▸ SOURCE TEXT:
*-*-*
# Candace Parker!!!!!!!



## lilrip133 (Dec 25, 2005)

For those who didn't see, Candace Parker dunked twice this week. Once off of a fast break (technically it could be considered "on" the other girl), and once in a half court set off a give n go. Even though they was both weak, it was exciting to see a girl dunk once much less twice.


----------



## Carbo04 (Apr 15, 2005)

She id kind of dunk on that one girl in the fast break. Weak dunks, but for a womens game.. NASTY!!!!!


----------



## CbobbyB (Feb 16, 2006)

yea, i would love to see her "throw it down."


----------



## BigMac (Jan 14, 2005)

she is hot, image sleeping with a 6'4" girl with a nice body.


----------



## Gotham2krazy (Nov 22, 2005)

That chick is hot, I remember seeing her in the All-American dunk contest and she had that Dee Brown dunk. She's a dunker, but damn she's fine as hell.


----------



## CbobbyB (Feb 16, 2006)

yep, her boyfriend is lucky.


----------



## Damian Necronamous (Jun 10, 2002)

Am I the only one who thinks that those were the two most weak sauce dunks I have ever seen? She didn't even slam the ball through the rim....

Michelle Snow...that was a slam dunk.


----------



## lw32 (May 24, 2003)

Damian Necronamous said:


> Am I the only one who thinks that those were the two most weak sauce dunks I have ever seen? She didn't even slam the ball through the rim....
> 
> Michelle Snow...that was a slam dunk.


Her brothers Smush Parker, what do you expect? :biggrin:


----------



## CbobbyB (Feb 16, 2006)

LoL...that was a VerY weak dunk,,like i stated b4..._*"Throw it down!"*_ Bill Walton


----------



## Gotham2krazy (Nov 22, 2005)

It was weak, but her looks make up for the fact that they were weak, but she was good back in the day as an All-American.


----------



## BigMac (Jan 14, 2005)

i'm lazy but somepne should put some pic of her.


----------



## HKF (Dec 10, 2002)

Lachlanwood32 said:


> Her brothers Smush Parker, what do you expect? :biggrin:


No, her brother is former Bradley basketball player Anthony Parker (who plays for Maccabi Tel Aviv). Look at how ugly Smush is. You really think her fine *** is related to him?


----------



## Silverdale (Dec 25, 2004)
*-*-*
▸ EXCERPTED DATA:
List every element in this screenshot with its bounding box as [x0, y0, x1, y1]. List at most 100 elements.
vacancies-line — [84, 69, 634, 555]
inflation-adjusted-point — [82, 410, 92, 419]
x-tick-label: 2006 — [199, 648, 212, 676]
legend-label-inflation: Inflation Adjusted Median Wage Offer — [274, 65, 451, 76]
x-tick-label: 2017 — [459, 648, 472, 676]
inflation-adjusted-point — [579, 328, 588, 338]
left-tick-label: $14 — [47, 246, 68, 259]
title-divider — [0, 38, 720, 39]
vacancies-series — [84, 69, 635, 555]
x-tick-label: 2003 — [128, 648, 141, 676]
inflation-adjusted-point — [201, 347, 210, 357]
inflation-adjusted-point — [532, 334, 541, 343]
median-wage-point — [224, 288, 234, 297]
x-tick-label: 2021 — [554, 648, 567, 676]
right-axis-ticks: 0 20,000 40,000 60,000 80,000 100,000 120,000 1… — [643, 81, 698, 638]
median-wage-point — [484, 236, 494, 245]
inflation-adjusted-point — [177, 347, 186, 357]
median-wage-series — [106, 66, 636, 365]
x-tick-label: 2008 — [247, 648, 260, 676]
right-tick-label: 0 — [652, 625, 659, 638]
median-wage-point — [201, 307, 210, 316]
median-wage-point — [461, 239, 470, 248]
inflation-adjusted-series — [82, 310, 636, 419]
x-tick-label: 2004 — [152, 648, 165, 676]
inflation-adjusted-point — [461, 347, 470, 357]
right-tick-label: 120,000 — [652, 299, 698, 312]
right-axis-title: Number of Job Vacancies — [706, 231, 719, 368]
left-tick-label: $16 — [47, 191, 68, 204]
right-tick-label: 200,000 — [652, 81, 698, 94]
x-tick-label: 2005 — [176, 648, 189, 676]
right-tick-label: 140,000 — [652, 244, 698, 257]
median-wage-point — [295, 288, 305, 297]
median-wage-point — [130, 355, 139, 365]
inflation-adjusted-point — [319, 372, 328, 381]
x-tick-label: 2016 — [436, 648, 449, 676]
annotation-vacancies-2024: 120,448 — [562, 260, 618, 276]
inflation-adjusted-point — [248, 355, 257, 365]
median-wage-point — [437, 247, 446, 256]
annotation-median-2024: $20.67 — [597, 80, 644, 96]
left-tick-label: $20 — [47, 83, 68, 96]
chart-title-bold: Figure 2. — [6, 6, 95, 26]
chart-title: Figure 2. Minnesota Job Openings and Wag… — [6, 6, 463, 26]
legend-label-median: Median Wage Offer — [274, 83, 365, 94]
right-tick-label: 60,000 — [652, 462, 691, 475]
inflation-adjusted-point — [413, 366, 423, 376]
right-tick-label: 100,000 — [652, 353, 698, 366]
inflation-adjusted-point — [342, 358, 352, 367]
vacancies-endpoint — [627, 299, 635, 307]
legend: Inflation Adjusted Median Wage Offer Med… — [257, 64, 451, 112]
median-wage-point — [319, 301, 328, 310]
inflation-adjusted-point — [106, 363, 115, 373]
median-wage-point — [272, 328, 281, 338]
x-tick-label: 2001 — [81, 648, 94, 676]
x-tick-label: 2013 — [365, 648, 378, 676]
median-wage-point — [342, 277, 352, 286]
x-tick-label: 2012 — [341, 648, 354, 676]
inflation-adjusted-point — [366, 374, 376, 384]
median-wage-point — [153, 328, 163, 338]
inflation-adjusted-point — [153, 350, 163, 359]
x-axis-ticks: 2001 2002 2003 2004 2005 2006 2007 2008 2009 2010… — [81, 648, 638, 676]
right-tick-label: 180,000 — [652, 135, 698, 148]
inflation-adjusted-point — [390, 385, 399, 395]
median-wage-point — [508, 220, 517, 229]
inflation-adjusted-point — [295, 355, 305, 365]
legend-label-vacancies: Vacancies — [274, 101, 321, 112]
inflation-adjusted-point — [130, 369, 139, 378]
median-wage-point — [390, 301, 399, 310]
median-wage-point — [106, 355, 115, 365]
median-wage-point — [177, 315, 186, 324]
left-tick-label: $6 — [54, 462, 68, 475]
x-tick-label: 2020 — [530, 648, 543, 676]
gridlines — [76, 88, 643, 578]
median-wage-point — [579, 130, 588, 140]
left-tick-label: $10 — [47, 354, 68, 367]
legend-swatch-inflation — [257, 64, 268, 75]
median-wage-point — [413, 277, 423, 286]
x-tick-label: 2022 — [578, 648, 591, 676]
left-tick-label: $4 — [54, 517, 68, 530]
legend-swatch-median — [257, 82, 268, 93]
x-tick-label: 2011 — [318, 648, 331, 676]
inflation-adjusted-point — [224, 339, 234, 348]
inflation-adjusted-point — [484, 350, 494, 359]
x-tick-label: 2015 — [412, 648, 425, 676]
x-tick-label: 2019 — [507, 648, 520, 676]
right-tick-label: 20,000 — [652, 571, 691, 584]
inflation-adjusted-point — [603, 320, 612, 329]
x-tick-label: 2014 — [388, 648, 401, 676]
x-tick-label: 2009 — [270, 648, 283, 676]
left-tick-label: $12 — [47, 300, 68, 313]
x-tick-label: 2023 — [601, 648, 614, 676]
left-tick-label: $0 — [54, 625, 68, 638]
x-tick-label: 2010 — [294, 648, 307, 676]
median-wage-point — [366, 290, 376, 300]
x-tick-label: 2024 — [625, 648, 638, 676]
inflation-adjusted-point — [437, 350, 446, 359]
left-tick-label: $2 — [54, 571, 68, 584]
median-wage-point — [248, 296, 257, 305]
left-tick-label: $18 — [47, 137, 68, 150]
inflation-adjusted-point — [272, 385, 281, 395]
*-*-*
Print the section of the Candace Parker forum thread starting with "That chick is" and going on through "boyfriend is lucky.", word for word.

▸ SOLUTION TO THIS EXERCISE:
That chick is hot, I remember seeing her in the All-American dunk contest and she had that Dee Brown dunk. She's a dunker, but damn she's fine as hell.


----------



## CbobbyB (Feb 16, 2006)

yep, her boyfriend is lucky.